> **Aim**: Answer with nothing except the number of lines that contain the word "structured".

> **Material shown**:
----
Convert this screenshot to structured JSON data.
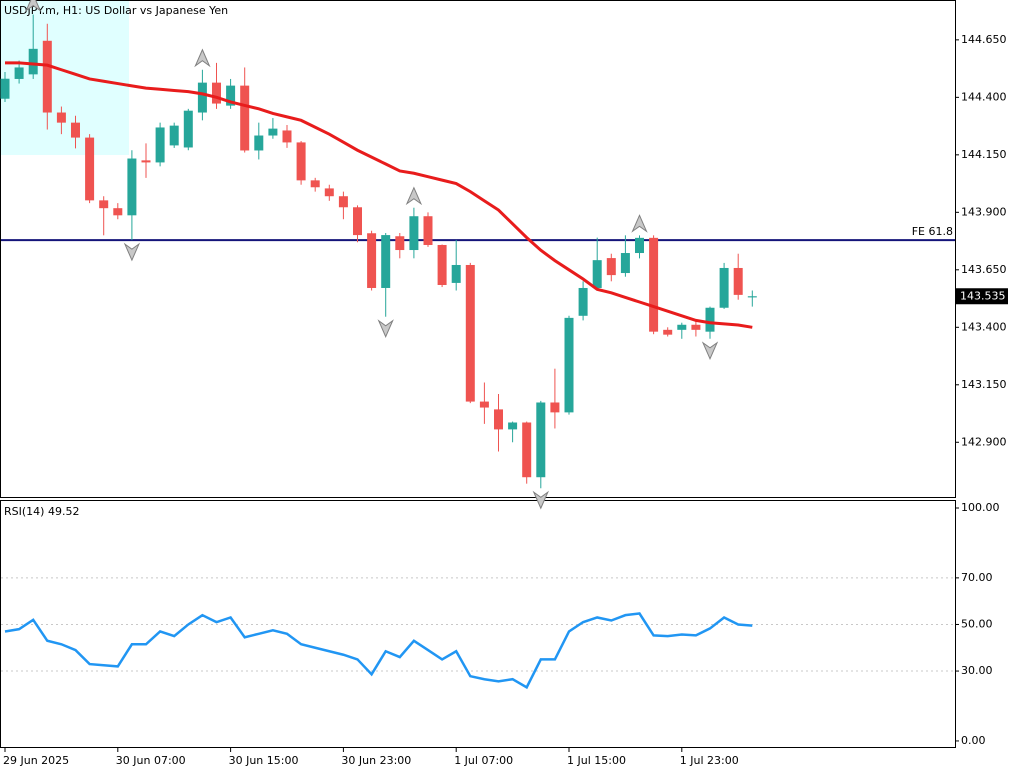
{
  "chart_data": [
    {
      "type": "candlestick",
      "title": "USDJPY.m, H1:  US Dollar vs Japanese Yen",
      "categories": [
        "29 Jun 2025",
        null,
        null,
        null,
        null,
        null,
        null,
        null,
        "30 Jun 07:00",
        null,
        null,
        null,
        null,
        null,
        null,
        null,
        "30 Jun 15:00",
        null,
        null,
        null,
        null,
        null,
        null,
        null,
        "30 Jun 23:00",
        null,
        null,
        null,
        null,
        null,
        null,
        null,
        "1 Jul 07:00",
        null,
        null,
        null,
        null,
        null,
        null,
        null,
        "1 Jul 15:00",
        null,
        null,
        null,
        null,
        null,
        null,
        null,
        "1 Jul 23:00",
        null,
        null,
        null,
        null,
        null
      ],
      "open": [
        144.394,
        144.48,
        144.5,
        144.646,
        144.334,
        144.29,
        144.225,
        143.952,
        143.918,
        143.887,
        144.126,
        144.117,
        144.191,
        144.182,
        144.334,
        144.464,
        144.364,
        144.451,
        144.169,
        144.234,
        144.256,
        144.204,
        144.039,
        144.004,
        143.97,
        143.922,
        143.809,
        143.571,
        143.796,
        143.736,
        143.883,
        143.758,
        143.593,
        143.671,
        143.077,
        143.043,
        142.956,
        142.986,
        142.748,
        143.073,
        143.03,
        143.45,
        143.571,
        143.701,
        143.636,
        143.723,
        143.789,
        143.389,
        143.389,
        143.411,
        143.381,
        143.485,
        143.658,
        143.53
      ],
      "high": [
        144.51,
        144.56,
        144.76,
        144.72,
        144.36,
        144.32,
        144.24,
        143.97,
        143.94,
        144.17,
        144.2,
        144.29,
        144.29,
        144.35,
        144.52,
        144.55,
        144.48,
        144.53,
        144.29,
        144.31,
        144.28,
        144.21,
        144.05,
        144.02,
        143.99,
        143.93,
        143.82,
        143.81,
        143.81,
        143.92,
        143.9,
        143.76,
        143.78,
        143.68,
        143.16,
        143.11,
        142.99,
        142.99,
        143.08,
        143.22,
        143.45,
        143.6,
        143.79,
        143.72,
        143.8,
        143.8,
        143.8,
        143.4,
        143.42,
        143.43,
        143.49,
        143.68,
        143.72,
        143.56
      ],
      "low": [
        144.38,
        144.46,
        144.48,
        144.26,
        144.24,
        144.178,
        143.94,
        143.8,
        143.87,
        143.779,
        144.05,
        144.1,
        144.18,
        144.17,
        144.3,
        144.35,
        144.35,
        144.16,
        144.13,
        144.22,
        144.18,
        144.02,
        143.99,
        143.95,
        143.87,
        143.77,
        143.56,
        143.446,
        143.7,
        143.7,
        143.75,
        143.575,
        143.56,
        143.07,
        142.98,
        142.86,
        142.9,
        142.72,
        142.7,
        142.96,
        143.02,
        143.43,
        143.56,
        143.6,
        143.62,
        143.7,
        143.37,
        143.36,
        143.35,
        143.36,
        143.35,
        143.48,
        143.52,
        143.49
      ],
      "close": [
        144.481,
        144.53,
        144.611,
        144.334,
        144.29,
        144.225,
        143.952,
        143.918,
        143.887,
        144.134,
        144.117,
        144.269,
        144.277,
        144.342,
        144.464,
        144.373,
        144.451,
        144.169,
        144.234,
        144.264,
        144.204,
        144.039,
        144.009,
        143.97,
        143.922,
        143.801,
        143.571,
        143.801,
        143.736,
        143.883,
        143.758,
        143.584,
        143.671,
        143.077,
        143.051,
        142.956,
        142.986,
        142.748,
        143.073,
        143.03,
        143.441,
        143.571,
        143.692,
        143.627,
        143.723,
        143.789,
        143.381,
        143.368,
        143.411,
        143.389,
        143.485,
        143.658,
        143.541,
        143.535
      ],
      "up_color": "#26a69a",
      "down_color": "#ef5350",
      "ma": {
        "color": "#e81c1c",
        "values": [
          144.55,
          144.55,
          144.545,
          144.54,
          144.52,
          144.5,
          144.48,
          144.47,
          144.46,
          144.45,
          144.44,
          144.435,
          144.43,
          144.425,
          144.415,
          144.4,
          144.38,
          144.365,
          144.35,
          144.33,
          144.315,
          144.3,
          144.27,
          144.24,
          144.205,
          144.17,
          144.14,
          144.11,
          144.08,
          144.07,
          144.055,
          144.04,
          144.025,
          143.99,
          143.95,
          143.91,
          143.85,
          143.79,
          143.735,
          143.69,
          143.65,
          143.61,
          143.565,
          143.55,
          143.53,
          143.51,
          143.49,
          143.47,
          143.45,
          143.43,
          143.42,
          143.415,
          143.41,
          143.4
        ]
      },
      "hline": {
        "label": "FE 61.8",
        "value": 143.779,
        "color": "#14147a"
      },
      "fractals_up": [
        2,
        14,
        29,
        45
      ],
      "fractals_down": [
        9,
        27,
        38,
        50
      ],
      "ylim": [
        142.662,
        144.819
      ],
      "yticks": [
        {
          "value": 144.65,
          "label": "144.650"
        },
        {
          "value": 144.4,
          "label": "144.400"
        },
        {
          "value": 144.15,
          "label": "144.150"
        },
        {
          "value": 143.9,
          "label": "143.900"
        },
        {
          "value": 143.65,
          "label": "143.650"
        },
        {
          "value": 143.4,
          "label": "143.400"
        },
        {
          "value": 143.15,
          "label": "143.150"
        },
        {
          "value": 142.9,
          "label": "142.900"
        }
      ]
    },
    {
      "type": "line",
      "title": "RSI(14) 49.52",
      "color": "#2196f3",
      "values": [
        47,
        48,
        52,
        43,
        41.5,
        39,
        33,
        32.5,
        32,
        41.5,
        41.5,
        47,
        45,
        50,
        54,
        51,
        53,
        44.5,
        46,
        47.5,
        46,
        41.5,
        40,
        38.5,
        37,
        35,
        28.6,
        38.5,
        36,
        43,
        39,
        35,
        38.5,
        27.8,
        26.5,
        25.6,
        26.5,
        23,
        35,
        35,
        47,
        51,
        53,
        51.7,
        54,
        54.7,
        45.3,
        45,
        45.7,
        45.3,
        48.3,
        53,
        50,
        49.52
      ],
      "levels": [
        70,
        50,
        30
      ],
      "ylim": [
        -2.6,
        103
      ],
      "yticks": [
        {
          "value": 100,
          "label": "100.00"
        },
        {
          "value": 70,
          "label": "70.00"
        },
        {
          "value": 50,
          "label": "50.00"
        },
        {
          "value": 30,
          "label": "30.00"
        },
        {
          "value": 0,
          "label": "0.00"
        }
      ]
    }
  ]
}
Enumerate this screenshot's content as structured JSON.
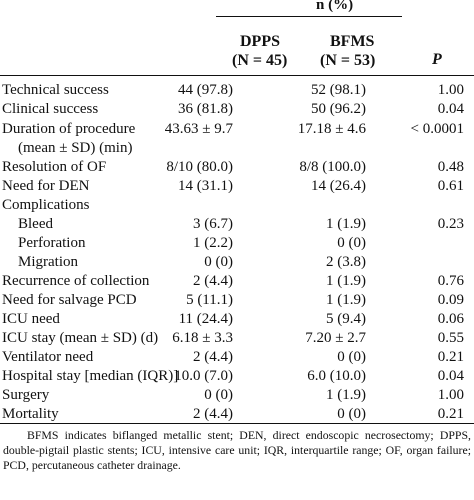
{
  "header": {
    "group": "n (%)",
    "col1": {
      "name": "DPPS",
      "count": "(N = 45)"
    },
    "col2": {
      "name": "BFMS",
      "count": "(N = 53)"
    },
    "col3": "P"
  },
  "rows": [
    {
      "label": "Technical success",
      "dpps": "44 (97.8)",
      "bfms": "52 (98.1)",
      "p": "1.00"
    },
    {
      "label": "Clinical success",
      "dpps": "36 (81.8)",
      "bfms": "50 (96.2)",
      "p": "0.04"
    },
    {
      "label": "Duration of procedure",
      "dpps": "43.63 ± 9.7",
      "bfms": "17.18 ± 4.6",
      "p": "< 0.0001"
    },
    {
      "label": "(mean ± SD) (min)",
      "dpps": "",
      "bfms": "",
      "p": ""
    },
    {
      "label": "Resolution of OF",
      "dpps": "8/10 (80.0)",
      "bfms": "8/8 (100.0)",
      "p": "0.48"
    },
    {
      "label": "Need for DEN",
      "dpps": "14 (31.1)",
      "bfms": "14 (26.4)",
      "p": "0.61"
    },
    {
      "label": "Complications",
      "dpps": "",
      "bfms": "",
      "p": ""
    },
    {
      "label": "Bleed",
      "dpps": "3 (6.7)",
      "bfms": "1 (1.9)",
      "p": "0.23"
    },
    {
      "label": "Perforation",
      "dpps": "1 (2.2)",
      "bfms": "0 (0)",
      "p": ""
    },
    {
      "label": "Migration",
      "dpps": "0 (0)",
      "bfms": "2 (3.8)",
      "p": ""
    },
    {
      "label": "Recurrence of collection",
      "dpps": "2 (4.4)",
      "bfms": "1 (1.9)",
      "p": "0.76"
    },
    {
      "label": "Need for salvage PCD",
      "dpps": "5 (11.1)",
      "bfms": "1 (1.9)",
      "p": "0.09"
    },
    {
      "label": "ICU need",
      "dpps": "11 (24.4)",
      "bfms": "5 (9.4)",
      "p": "0.06"
    },
    {
      "label": "ICU stay (mean ± SD) (d)",
      "dpps": "6.18 ± 3.3",
      "bfms": "7.20 ± 2.7",
      "p": "0.55"
    },
    {
      "label": "Ventilator need",
      "dpps": "2 (4.4)",
      "bfms": "0 (0)",
      "p": "0.21"
    },
    {
      "label": "Hospital stay [median (IQR)]",
      "dpps": "10.0 (7.0)",
      "bfms": "6.0 (10.0)",
      "p": "0.04"
    },
    {
      "label": "Surgery",
      "dpps": "0 (0)",
      "bfms": "1 (1.9)",
      "p": "1.00"
    },
    {
      "label": "Mortality",
      "dpps": "2 (4.4)",
      "bfms": "0 (0)",
      "p": "0.21"
    }
  ],
  "footnote": "BFMS indicates biflanged metallic stent; DEN, direct endoscopic necrosectomy; DPPS, double-pigtail plastic stents; ICU, intensive care unit; IQR, interquartile range; OF, organ failure; PCD, percutaneous catheter drainage."
}
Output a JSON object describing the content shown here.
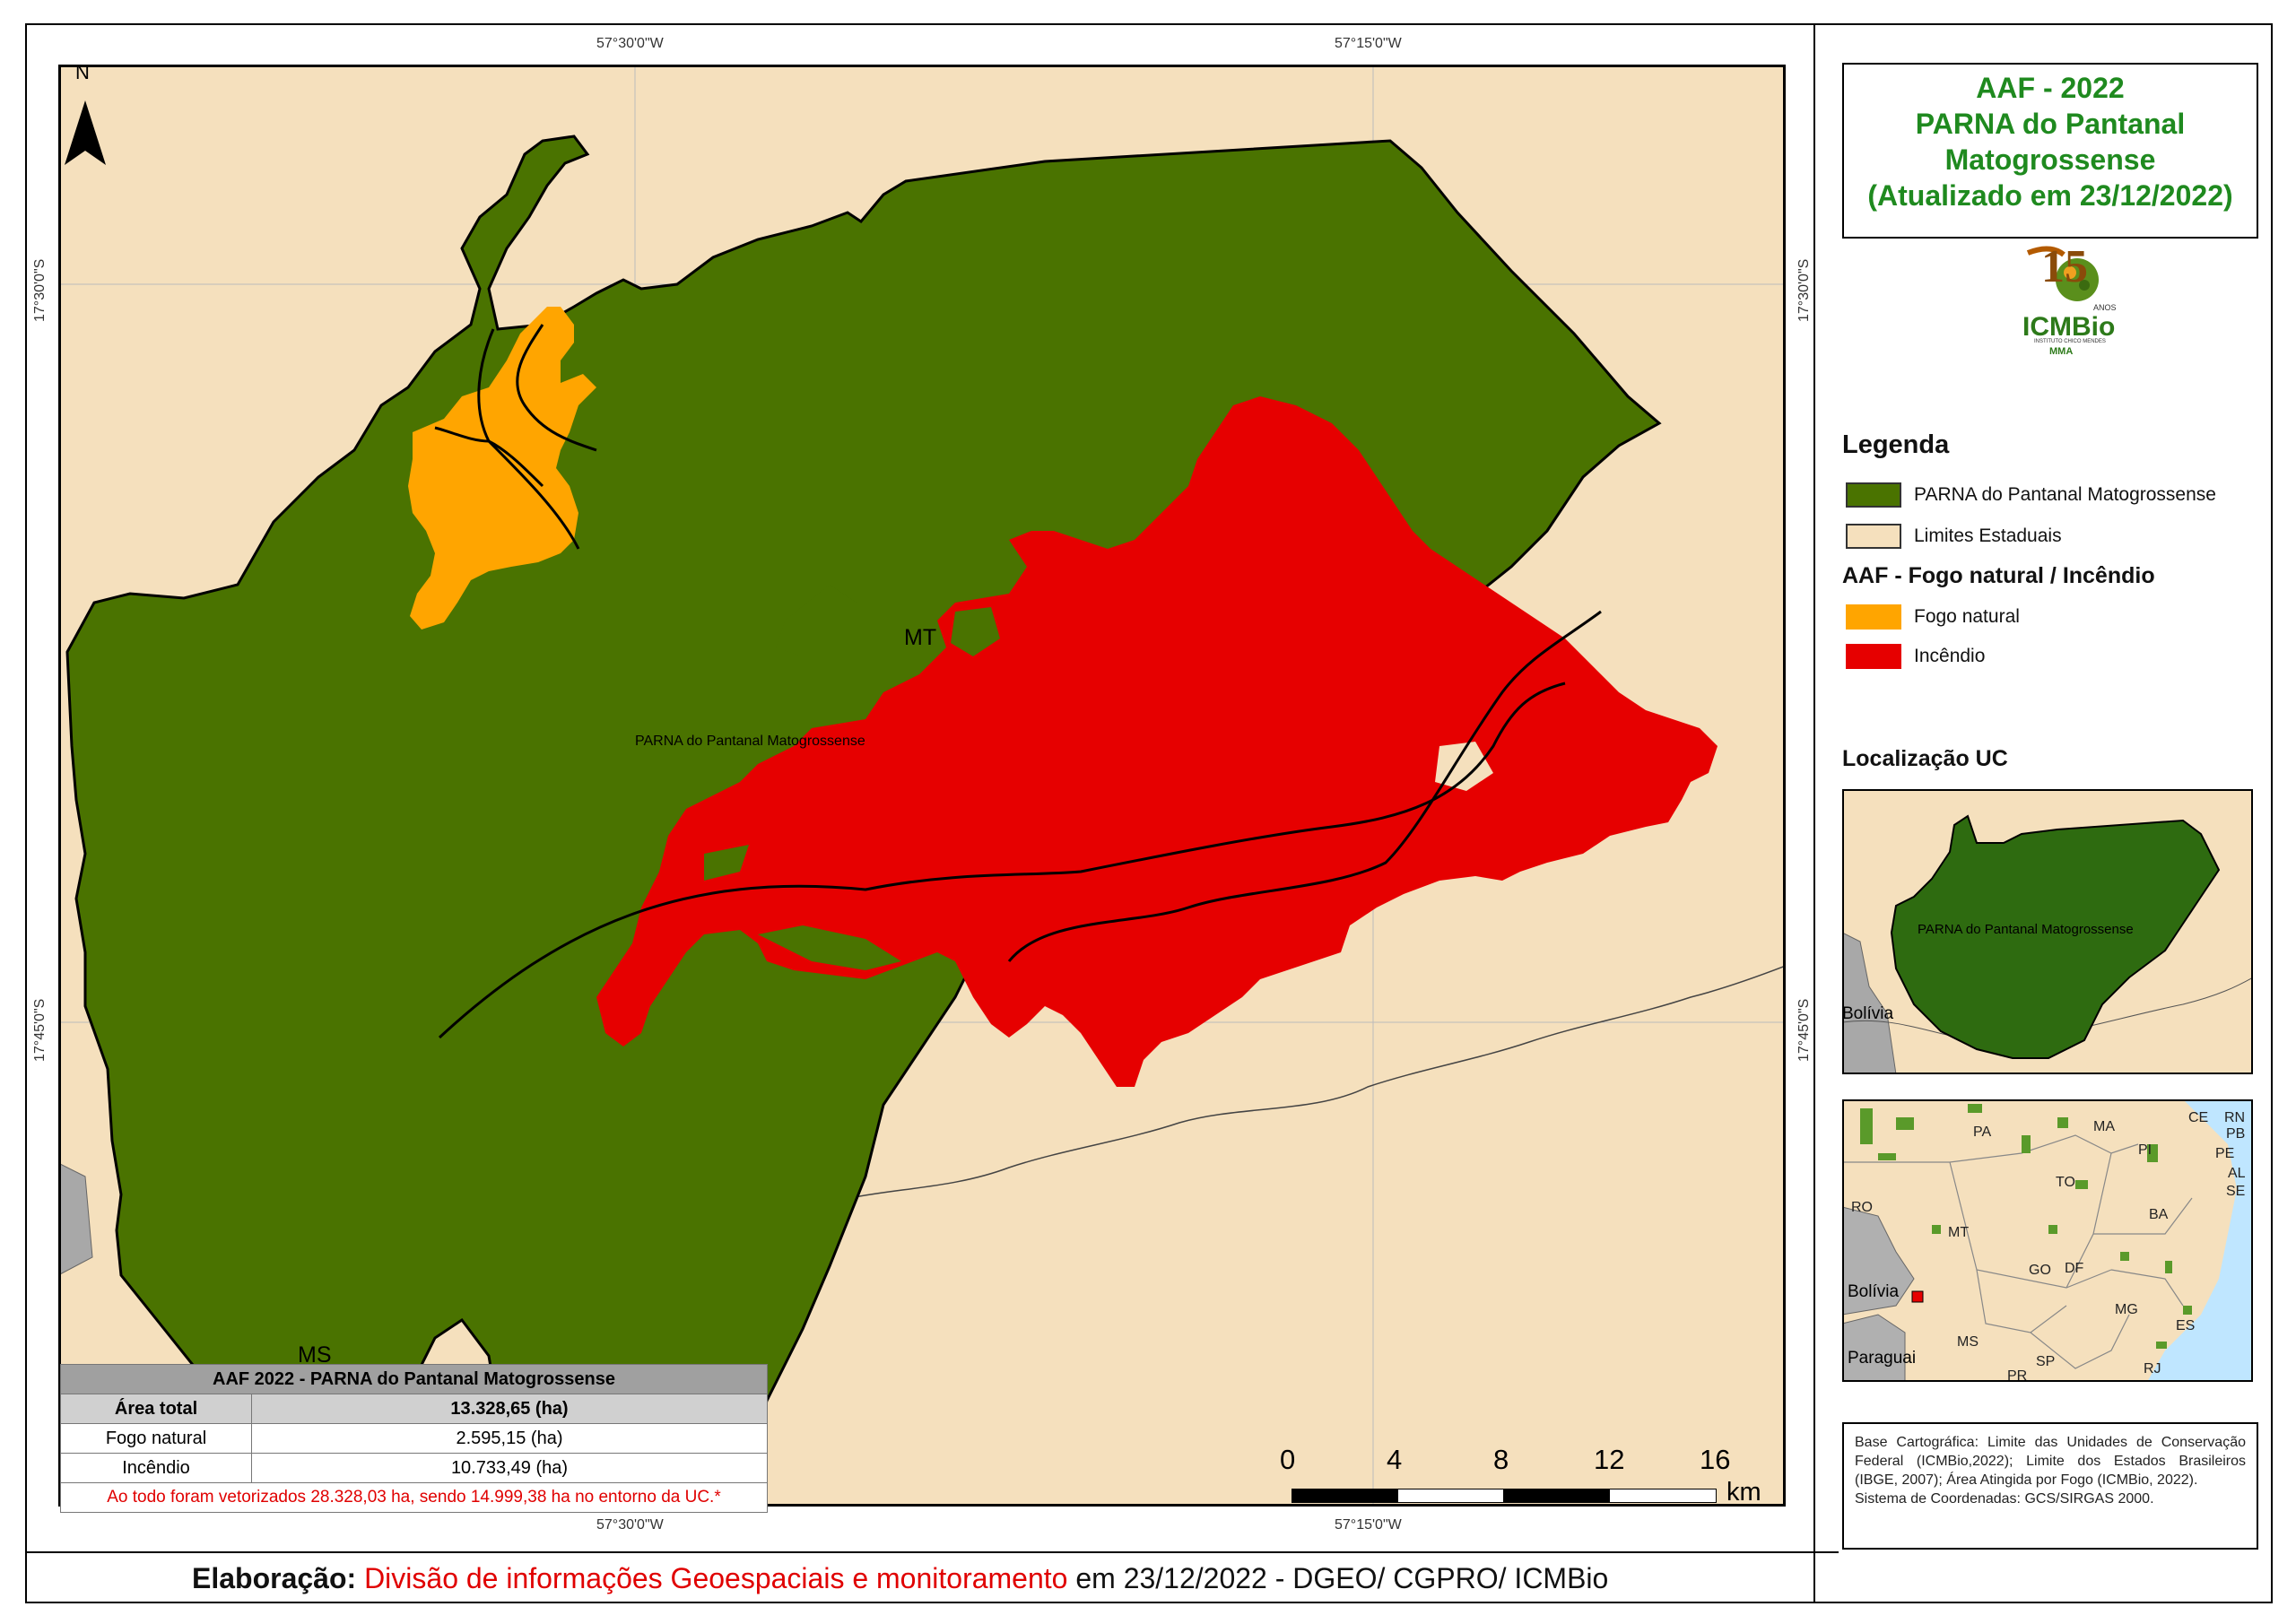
{
  "title": {
    "line1": "AAF - 2022",
    "line2": "PARNA do Pantanal",
    "line3": "Matogrossense",
    "line4": "(Atualizado em 23/12/2022)"
  },
  "logo": {
    "number": "15",
    "anos": "ANOS",
    "name": "ICMBio",
    "sub": "INSTITUTO CHICO MENDES",
    "mma": "MMA"
  },
  "colors": {
    "parna": "#4a7300",
    "states": "#f5e0bd",
    "natural_fire": "#ffa500",
    "wildfire": "#e60000",
    "title_green": "#1f8a1f"
  },
  "map": {
    "north": "N",
    "coords": {
      "top_left": "57°30'0\"W",
      "top_right": "57°15'0\"W",
      "bottom_left": "57°30'0\"W",
      "bottom_right": "57°15'0\"W",
      "left_top": "17°30'0\"S",
      "left_bottom": "17°45'0\"S",
      "right_top": "17°30'0\"S",
      "right_bottom": "17°45'0\"S"
    },
    "labels": {
      "mt": "MT",
      "ms": "MS",
      "parna": "PARNA do Pantanal Matogrossense"
    },
    "scale": {
      "ticks": [
        "0",
        "4",
        "8",
        "12",
        "16"
      ],
      "unit": "km"
    }
  },
  "stats_table": {
    "header": "AAF  2022 - PARNA do Pantanal Matogrossense",
    "rows": [
      {
        "label": "Área total",
        "value": "13.328,65 (ha)"
      },
      {
        "label": "Fogo natural",
        "value": "2.595,15 (ha)"
      },
      {
        "label": "Incêndio",
        "value": "10.733,49 (ha)"
      }
    ],
    "note": "Ao todo foram vetorizados 28.328,03 ha, sendo 14.999,38 ha no entorno da UC.*"
  },
  "legend": {
    "title": "Legenda",
    "items": [
      {
        "label": "PARNA do Pantanal Matogrossense",
        "color": "#4a7300"
      },
      {
        "label": "Limites Estaduais",
        "color": "#f5e0bd"
      }
    ],
    "subtitle": "AAF - Fogo natural / Incêndio",
    "fire_items": [
      {
        "label": "Fogo natural",
        "color": "#ffa500"
      },
      {
        "label": "Incêndio",
        "color": "#e60000"
      }
    ]
  },
  "location": {
    "title": "Localização UC",
    "inset1": {
      "parna": "PARNA do Pantanal Matogrossense",
      "bolivia": "Bolívia"
    },
    "inset2": {
      "states": [
        "MA",
        "CE",
        "RN",
        "PB",
        "PE",
        "AL",
        "SE",
        "PA",
        "PI",
        "TO",
        "BA",
        "RO",
        "MT",
        "GO",
        "DF",
        "MG",
        "ES",
        "MS",
        "SP",
        "RJ",
        "PR"
      ],
      "bolivia": "Bolívia",
      "paraguai": "Paraguai"
    }
  },
  "credits": {
    "base": "Base Cartográfica: Limite das Unidades de Conservação Federal (ICMBio,2022); Limite dos Estados Brasileiros (IBGE, 2007); Área Atingida por Fogo (ICMBio, 2022).",
    "system": "Sistema de Coordenadas: GCS/SIRGAS 2000."
  },
  "footer": {
    "label": "Elaboração:",
    "division": "Divisão de informações Geoespaciais e monitoramento",
    "rest": " em 23/12/2022 - DGEO/ CGPRO/ ICMBio"
  }
}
----
> **Correct output**: 2